Set down each line of the data below exactly as it stands, dropping the pictures.

(Part of a data file)
■ ■ ■ ■ ■

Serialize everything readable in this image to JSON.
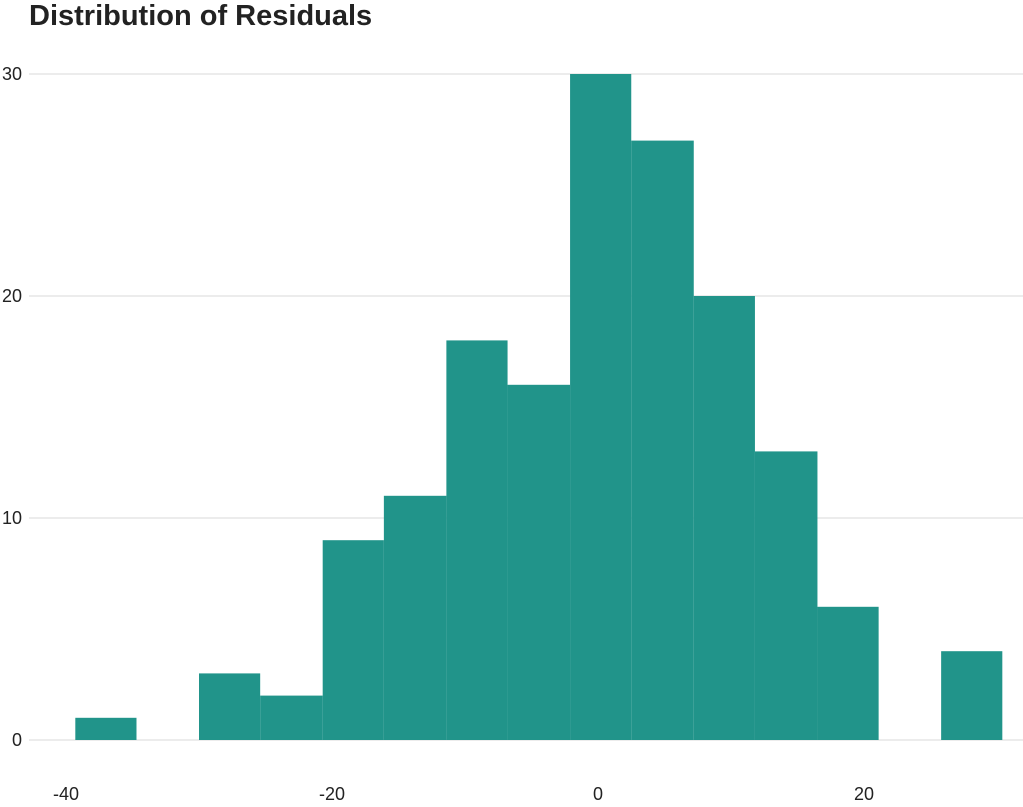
{
  "chart_data": {
    "type": "bar",
    "title": "Distribution of Residuals",
    "xlabel": "",
    "ylabel": "",
    "bar_color": "#21948A",
    "grid_color": "#D9D9D9",
    "bin_edges": [
      -39.3,
      -34.7,
      -30.0,
      -25.4,
      -20.7,
      -16.1,
      -11.4,
      -6.8,
      -2.1,
      2.5,
      7.2,
      11.8,
      16.5,
      21.1,
      25.8,
      30.4
    ],
    "values": [
      1,
      0,
      3,
      2,
      9,
      11,
      18,
      16,
      30,
      27,
      20,
      13,
      6,
      0,
      4
    ],
    "xlim": [
      -43.3,
      31.4
    ],
    "ylim": [
      0,
      30
    ],
    "xticks": [
      -40,
      -20,
      0,
      20
    ],
    "xtick_labels": [
      "-40",
      "-20",
      "0",
      "20"
    ],
    "yticks": [
      0,
      10,
      20,
      30
    ],
    "ytick_labels": [
      "0",
      "10",
      "20",
      "30"
    ],
    "grid": "horizontal"
  }
}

■ ■ ■ ■ ■

* Written answer *
Serialize everything readable in this image to JSON.
{
  "chart_data": {
    "type": "bar",
    "title": "Distribution of Residuals",
    "xlabel": "",
    "ylabel": "",
    "bar_color": "#21948A",
    "grid_color": "#D9D9D9",
    "bin_edges": [
      -39.3,
      -34.7,
      -30.0,
      -25.4,
      -20.7,
      -16.1,
      -11.4,
      -6.8,
      -2.1,
      2.5,
      7.2,
      11.8,
      16.5,
      21.1,
      25.8,
      30.4
    ],
    "values": [
      1,
      0,
      3,
      2,
      9,
      11,
      18,
      16,
      30,
      27,
      20,
      13,
      6,
      0,
      4
    ],
    "xlim": [
      -43.3,
      31.4
    ],
    "ylim": [
      0,
      30
    ],
    "xticks": [
      -40,
      -20,
      0,
      20
    ],
    "xtick_labels": [
      "-40",
      "-20",
      "0",
      "20"
    ],
    "yticks": [
      0,
      10,
      20,
      30
    ],
    "ytick_labels": [
      "0",
      "10",
      "20",
      "30"
    ],
    "grid": "horizontal"
  }
}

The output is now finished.